### Given instruction:
Find every line in the records below that holds the word "this" and copy it.

### Entries provided:
# # #

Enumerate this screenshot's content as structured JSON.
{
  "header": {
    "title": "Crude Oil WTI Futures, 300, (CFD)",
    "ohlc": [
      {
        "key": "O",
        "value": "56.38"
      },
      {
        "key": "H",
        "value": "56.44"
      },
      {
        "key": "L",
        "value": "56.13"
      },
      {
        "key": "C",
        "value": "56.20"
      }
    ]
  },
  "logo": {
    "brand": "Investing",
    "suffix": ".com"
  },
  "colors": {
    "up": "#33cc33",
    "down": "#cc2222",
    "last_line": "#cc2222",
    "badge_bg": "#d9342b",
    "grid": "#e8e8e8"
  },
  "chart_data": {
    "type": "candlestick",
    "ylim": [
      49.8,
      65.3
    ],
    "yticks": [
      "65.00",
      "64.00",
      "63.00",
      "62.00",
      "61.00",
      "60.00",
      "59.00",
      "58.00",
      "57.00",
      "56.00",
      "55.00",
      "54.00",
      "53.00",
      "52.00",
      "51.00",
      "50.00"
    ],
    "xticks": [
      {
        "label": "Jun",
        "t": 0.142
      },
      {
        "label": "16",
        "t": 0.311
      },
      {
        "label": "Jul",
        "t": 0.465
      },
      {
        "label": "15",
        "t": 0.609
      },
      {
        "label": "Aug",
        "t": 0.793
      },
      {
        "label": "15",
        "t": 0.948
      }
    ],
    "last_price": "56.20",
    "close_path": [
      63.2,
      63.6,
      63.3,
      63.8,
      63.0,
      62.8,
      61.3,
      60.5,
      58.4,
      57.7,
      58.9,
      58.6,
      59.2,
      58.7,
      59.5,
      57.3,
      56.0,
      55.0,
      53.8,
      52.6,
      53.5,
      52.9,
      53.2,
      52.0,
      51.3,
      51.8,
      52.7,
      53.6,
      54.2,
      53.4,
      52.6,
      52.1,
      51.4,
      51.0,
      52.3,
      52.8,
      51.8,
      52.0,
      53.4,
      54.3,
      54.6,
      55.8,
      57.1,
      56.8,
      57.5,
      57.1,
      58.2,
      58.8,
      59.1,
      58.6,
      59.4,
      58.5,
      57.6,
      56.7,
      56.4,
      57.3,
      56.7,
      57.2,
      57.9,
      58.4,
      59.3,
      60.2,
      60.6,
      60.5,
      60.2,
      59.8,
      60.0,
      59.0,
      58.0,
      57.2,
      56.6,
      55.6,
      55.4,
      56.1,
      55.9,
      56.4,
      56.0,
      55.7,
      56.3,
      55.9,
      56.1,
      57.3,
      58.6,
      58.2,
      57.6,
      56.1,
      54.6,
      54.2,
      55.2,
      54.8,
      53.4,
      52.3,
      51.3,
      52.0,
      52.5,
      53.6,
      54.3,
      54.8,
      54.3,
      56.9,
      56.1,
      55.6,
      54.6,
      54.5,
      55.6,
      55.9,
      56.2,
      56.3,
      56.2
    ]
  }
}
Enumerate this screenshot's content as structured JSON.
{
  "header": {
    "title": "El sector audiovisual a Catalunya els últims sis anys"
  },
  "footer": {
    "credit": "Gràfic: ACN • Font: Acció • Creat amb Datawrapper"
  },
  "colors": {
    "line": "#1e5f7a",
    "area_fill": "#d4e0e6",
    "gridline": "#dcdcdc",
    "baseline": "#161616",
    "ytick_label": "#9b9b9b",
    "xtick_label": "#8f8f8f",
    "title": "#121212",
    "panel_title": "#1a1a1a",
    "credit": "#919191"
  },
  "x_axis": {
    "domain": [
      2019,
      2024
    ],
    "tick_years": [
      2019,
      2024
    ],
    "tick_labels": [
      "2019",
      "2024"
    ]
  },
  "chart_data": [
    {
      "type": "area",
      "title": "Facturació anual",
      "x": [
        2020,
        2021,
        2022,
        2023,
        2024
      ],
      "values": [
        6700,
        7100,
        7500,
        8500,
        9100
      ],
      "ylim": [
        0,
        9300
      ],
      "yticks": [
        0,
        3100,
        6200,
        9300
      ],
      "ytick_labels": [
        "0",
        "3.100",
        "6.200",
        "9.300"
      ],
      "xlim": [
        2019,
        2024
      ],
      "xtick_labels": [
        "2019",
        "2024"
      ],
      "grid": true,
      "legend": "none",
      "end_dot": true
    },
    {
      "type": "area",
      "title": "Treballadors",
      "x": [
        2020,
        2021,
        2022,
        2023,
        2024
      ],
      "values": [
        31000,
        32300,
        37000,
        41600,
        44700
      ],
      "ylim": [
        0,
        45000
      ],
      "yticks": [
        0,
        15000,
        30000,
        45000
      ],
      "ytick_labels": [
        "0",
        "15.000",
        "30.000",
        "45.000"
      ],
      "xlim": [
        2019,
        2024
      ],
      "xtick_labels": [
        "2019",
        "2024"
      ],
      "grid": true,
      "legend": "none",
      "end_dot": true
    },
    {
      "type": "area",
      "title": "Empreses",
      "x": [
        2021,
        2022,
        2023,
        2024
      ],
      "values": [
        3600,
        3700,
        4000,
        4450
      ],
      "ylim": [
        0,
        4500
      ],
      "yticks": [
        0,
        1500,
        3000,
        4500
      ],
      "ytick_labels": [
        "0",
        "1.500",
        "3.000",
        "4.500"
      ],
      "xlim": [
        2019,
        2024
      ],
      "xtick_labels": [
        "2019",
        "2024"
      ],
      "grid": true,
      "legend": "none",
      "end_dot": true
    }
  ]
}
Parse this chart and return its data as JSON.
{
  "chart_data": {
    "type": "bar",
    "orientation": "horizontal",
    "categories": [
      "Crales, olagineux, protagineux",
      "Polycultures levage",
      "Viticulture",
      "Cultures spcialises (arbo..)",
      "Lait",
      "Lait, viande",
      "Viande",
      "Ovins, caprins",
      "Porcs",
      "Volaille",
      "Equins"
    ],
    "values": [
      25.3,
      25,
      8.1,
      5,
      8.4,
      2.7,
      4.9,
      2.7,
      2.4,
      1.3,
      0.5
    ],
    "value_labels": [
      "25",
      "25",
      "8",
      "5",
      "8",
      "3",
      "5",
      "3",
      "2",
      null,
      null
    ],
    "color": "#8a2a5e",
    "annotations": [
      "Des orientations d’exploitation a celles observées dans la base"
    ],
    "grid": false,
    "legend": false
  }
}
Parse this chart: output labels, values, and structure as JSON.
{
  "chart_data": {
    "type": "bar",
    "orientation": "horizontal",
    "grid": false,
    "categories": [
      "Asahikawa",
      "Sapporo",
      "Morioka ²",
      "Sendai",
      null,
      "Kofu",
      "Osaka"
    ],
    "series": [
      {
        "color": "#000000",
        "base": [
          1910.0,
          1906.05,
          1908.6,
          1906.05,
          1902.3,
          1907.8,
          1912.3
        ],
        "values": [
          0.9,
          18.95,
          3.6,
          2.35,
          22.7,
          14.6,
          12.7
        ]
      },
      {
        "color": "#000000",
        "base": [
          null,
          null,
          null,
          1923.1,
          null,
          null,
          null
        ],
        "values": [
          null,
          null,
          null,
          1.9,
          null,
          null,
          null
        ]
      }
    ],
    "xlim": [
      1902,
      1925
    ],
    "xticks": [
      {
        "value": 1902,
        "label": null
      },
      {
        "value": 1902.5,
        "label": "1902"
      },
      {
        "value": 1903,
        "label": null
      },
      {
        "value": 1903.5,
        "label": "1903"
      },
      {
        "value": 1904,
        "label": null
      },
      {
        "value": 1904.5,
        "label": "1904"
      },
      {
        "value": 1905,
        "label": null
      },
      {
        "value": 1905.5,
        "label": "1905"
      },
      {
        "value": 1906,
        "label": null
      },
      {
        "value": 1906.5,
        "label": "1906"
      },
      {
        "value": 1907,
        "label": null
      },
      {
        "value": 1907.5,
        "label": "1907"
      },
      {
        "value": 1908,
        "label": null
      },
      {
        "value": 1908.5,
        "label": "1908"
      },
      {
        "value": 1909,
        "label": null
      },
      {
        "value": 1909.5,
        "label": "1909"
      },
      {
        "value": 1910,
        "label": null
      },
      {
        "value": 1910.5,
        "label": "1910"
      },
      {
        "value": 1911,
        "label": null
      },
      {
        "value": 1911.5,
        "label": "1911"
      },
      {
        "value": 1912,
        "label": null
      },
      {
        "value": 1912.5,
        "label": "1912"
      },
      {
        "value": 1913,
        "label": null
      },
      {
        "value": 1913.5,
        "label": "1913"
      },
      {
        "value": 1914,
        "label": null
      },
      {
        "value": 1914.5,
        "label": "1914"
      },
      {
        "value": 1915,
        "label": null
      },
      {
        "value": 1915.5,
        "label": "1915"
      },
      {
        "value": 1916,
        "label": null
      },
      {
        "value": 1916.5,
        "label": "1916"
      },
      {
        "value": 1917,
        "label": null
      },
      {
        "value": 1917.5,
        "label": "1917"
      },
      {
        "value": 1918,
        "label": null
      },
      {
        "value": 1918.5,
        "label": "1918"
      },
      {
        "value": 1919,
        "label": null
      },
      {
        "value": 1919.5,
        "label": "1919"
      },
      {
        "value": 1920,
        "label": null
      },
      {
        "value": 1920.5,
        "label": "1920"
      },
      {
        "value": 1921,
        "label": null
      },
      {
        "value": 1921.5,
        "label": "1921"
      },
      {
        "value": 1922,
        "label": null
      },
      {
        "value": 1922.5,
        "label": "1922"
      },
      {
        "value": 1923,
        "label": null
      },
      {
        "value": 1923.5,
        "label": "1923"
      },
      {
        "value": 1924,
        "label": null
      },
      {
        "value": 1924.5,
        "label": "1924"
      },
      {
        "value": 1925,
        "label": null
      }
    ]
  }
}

# # #

### Task result:
Enumerate this screenshot's content as structured JSON.
Enumerate this screenshot's content as structured JSON.
Parse this chart and return its data as JSON.
Parse this chart: output labels, values, and structure as JSON.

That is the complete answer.